* Start Information given *

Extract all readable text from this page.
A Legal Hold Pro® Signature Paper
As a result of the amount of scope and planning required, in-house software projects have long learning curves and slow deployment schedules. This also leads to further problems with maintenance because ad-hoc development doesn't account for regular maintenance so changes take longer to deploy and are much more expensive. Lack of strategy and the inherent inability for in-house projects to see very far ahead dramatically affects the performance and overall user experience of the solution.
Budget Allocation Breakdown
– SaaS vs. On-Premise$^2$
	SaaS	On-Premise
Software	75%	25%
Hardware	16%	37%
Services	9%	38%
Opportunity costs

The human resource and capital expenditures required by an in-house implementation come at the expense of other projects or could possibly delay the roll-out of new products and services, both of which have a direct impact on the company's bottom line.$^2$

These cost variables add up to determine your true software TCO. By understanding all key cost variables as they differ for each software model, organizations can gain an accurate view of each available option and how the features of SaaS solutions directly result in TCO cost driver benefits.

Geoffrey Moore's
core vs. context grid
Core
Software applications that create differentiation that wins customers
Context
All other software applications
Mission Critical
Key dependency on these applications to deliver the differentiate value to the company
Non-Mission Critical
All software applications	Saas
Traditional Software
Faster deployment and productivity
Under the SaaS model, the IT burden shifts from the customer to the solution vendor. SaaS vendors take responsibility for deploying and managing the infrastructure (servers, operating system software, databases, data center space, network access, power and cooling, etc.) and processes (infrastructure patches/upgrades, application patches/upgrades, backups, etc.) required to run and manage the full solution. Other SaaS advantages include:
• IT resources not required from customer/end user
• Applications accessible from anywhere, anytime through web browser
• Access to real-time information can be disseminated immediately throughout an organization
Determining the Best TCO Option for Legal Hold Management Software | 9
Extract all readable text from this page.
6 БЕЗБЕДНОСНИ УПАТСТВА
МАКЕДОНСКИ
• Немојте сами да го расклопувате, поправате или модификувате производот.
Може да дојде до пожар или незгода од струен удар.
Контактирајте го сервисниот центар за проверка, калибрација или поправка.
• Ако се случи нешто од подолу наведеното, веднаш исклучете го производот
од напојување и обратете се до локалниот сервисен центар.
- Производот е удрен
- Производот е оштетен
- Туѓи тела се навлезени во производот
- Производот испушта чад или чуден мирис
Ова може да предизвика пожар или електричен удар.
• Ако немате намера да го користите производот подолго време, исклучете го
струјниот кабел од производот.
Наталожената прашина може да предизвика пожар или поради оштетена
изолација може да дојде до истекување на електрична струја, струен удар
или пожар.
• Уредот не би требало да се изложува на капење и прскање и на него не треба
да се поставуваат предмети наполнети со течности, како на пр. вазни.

* End Information given *

Exactly as they are written, print the entries again.

Exercise response:
Extract all readable text from this page.
A Legal Hold Pro® Signature Paper
As a result of the amount of scope and planning required, in-house software projects have long learning curves and slow deployment schedules. This also leads to further problems with maintenance because ad-hoc development doesn't account for regular maintenance so changes take longer to deploy and are much more expensive. Lack of strategy and the inherent inability for in-house projects to see very far ahead dramatically affects the performance and overall user experience of the solution.
Budget Allocation Breakdown
– SaaS vs. On-Premise$^2$
	SaaS	On-Premise
Software	75%	25%
Hardware	16%	37%
Services	9%	38%
Opportunity costs

The human resource and capital expenditures required by an in-house implementation come at the expense of other projects or could possibly delay the roll-out of new products and services, both of which have a direct impact on the company's bottom line.$^2$

These cost variables add up to determine your true software TCO. By understanding all key cost variables as they differ for each software model, organizations can gain an accurate view of each available option and how the features of SaaS solutions directly result in TCO cost driver benefits.

Geoffrey Moore's
core vs. context grid
Core
Software applications that create differentiation that wins customers
Context
All other software applications
Mission Critical
Key dependency on these applications to deliver the differentiate value to the company
Non-Mission Critical
All software applications	Saas
Traditional Software
Faster deployment and productivity
Under the SaaS model, the IT burden shifts from the customer to the solution vendor. SaaS vendors take responsibility for deploying and managing the infrastructure (servers, operating system software, databases, data center space, network access, power and cooling, etc.) and processes (infrastructure patches/upgrades, application patches/upgrades, backups, etc.) required to run and manage the full solution. Other SaaS advantages include:
• IT resources not required from customer/end user
• Applications accessible from anywhere, anytime through web browser
• Access to real-time information can be disseminated immediately throughout an organization
Determining the Best TCO Option for Legal Hold Management Software | 9
Extract all readable text from this page.
6 БЕЗБЕДНОСНИ УПАТСТВА
МАКЕДОНСКИ
• Немојте сами да го расклопувате, поправате или модификувате производот.
Може да дојде до пожар или незгода од струен удар.
Контактирајте го сервисниот центар за проверка, калибрација или поправка.
• Ако се случи нешто од подолу наведеното, веднаш исклучете го производот
од напојување и обратете се до локалниот сервисен центар.
- Производот е удрен
- Производот е оштетен
- Туѓи тела се навлезени во производот
- Производот испушта чад или чуден мирис
Ова може да предизвика пожар или електричен удар.
• Ако немате намера да го користите производот подолго време, исклучете го
струјниот кабел од производот.
Наталожената прашина може да предизвика пожар или поради оштетена
изолација може да дојде до истекување на електрична струја, струен удар
или пожар.
• Уредот не би требало да се изложува на капење и прскање и на него не треба
да се поставуваат предмети наполнети со течности, како на пр. вазни.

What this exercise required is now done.